### OBJECTIVE:
Reproduce the entire listing word for word.

+++++

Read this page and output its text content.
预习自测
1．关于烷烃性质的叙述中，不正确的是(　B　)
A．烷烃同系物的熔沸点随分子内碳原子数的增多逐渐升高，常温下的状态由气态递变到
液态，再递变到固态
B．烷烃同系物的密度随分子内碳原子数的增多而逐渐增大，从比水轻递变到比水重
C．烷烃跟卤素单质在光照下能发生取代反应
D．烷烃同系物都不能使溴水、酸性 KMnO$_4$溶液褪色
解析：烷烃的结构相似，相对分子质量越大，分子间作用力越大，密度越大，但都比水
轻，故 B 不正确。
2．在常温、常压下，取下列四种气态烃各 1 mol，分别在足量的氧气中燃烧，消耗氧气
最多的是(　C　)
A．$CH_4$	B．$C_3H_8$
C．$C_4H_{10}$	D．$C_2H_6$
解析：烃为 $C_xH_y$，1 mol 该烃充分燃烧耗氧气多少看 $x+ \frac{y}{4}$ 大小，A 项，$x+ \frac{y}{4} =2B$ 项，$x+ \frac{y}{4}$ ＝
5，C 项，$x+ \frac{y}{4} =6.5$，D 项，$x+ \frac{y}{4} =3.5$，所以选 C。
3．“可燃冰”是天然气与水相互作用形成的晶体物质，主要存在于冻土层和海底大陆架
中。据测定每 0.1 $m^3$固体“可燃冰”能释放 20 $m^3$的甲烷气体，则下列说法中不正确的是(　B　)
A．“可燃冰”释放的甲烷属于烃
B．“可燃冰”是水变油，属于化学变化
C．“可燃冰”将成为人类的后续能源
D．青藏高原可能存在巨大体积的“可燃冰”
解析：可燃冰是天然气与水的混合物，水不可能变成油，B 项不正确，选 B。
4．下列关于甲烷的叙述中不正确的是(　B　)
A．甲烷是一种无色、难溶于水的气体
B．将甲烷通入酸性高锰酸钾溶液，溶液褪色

+++++

### ANSWER FOR THIS EXERCISE:
Read this page and output its text content.
预习自测
1．关于烷烃性质的叙述中，不正确的是(　B　)
A．烷烃同系物的熔沸点随分子内碳原子数的增多逐渐升高，常温下的状态由气态递变到
液态，再递变到固态
B．烷烃同系物的密度随分子内碳原子数的增多而逐渐增大，从比水轻递变到比水重
C．烷烃跟卤素单质在光照下能发生取代反应
D．烷烃同系物都不能使溴水、酸性 KMnO$_4$溶液褪色
解析：烷烃的结构相似，相对分子质量越大，分子间作用力越大，密度越大，但都比水
轻，故 B 不正确。
2．在常温、常压下，取下列四种气态烃各 1 mol，分别在足量的氧气中燃烧，消耗氧气
最多的是(　C　)
A．$CH_4$	B．$C_3H_8$
C．$C_4H_{10}$	D．$C_2H_6$
解析：烃为 $C_xH_y$，1 mol 该烃充分燃烧耗氧气多少看 $x+ \frac{y}{4}$ 大小，A 项，$x+ \frac{y}{4} =2B$ 项，$x+ \frac{y}{4}$ ＝
5，C 项，$x+ \frac{y}{4} =6.5$，D 项，$x+ \frac{y}{4} =3.5$，所以选 C。
3．“可燃冰”是天然气与水相互作用形成的晶体物质，主要存在于冻土层和海底大陆架
中。据测定每 0.1 $m^3$固体“可燃冰”能释放 20 $m^3$的甲烷气体，则下列说法中不正确的是(　B　)
A．“可燃冰”释放的甲烷属于烃
B．“可燃冰”是水变油，属于化学变化
C．“可燃冰”将成为人类的后续能源
D．青藏高原可能存在巨大体积的“可燃冰”
解析：可燃冰是天然气与水的混合物，水不可能变成油，B 项不正确，选 B。
4．下列关于甲烷的叙述中不正确的是(　B　)
A．甲烷是一种无色、难溶于水的气体
B．将甲烷通入酸性高锰酸钾溶液，溶液褪色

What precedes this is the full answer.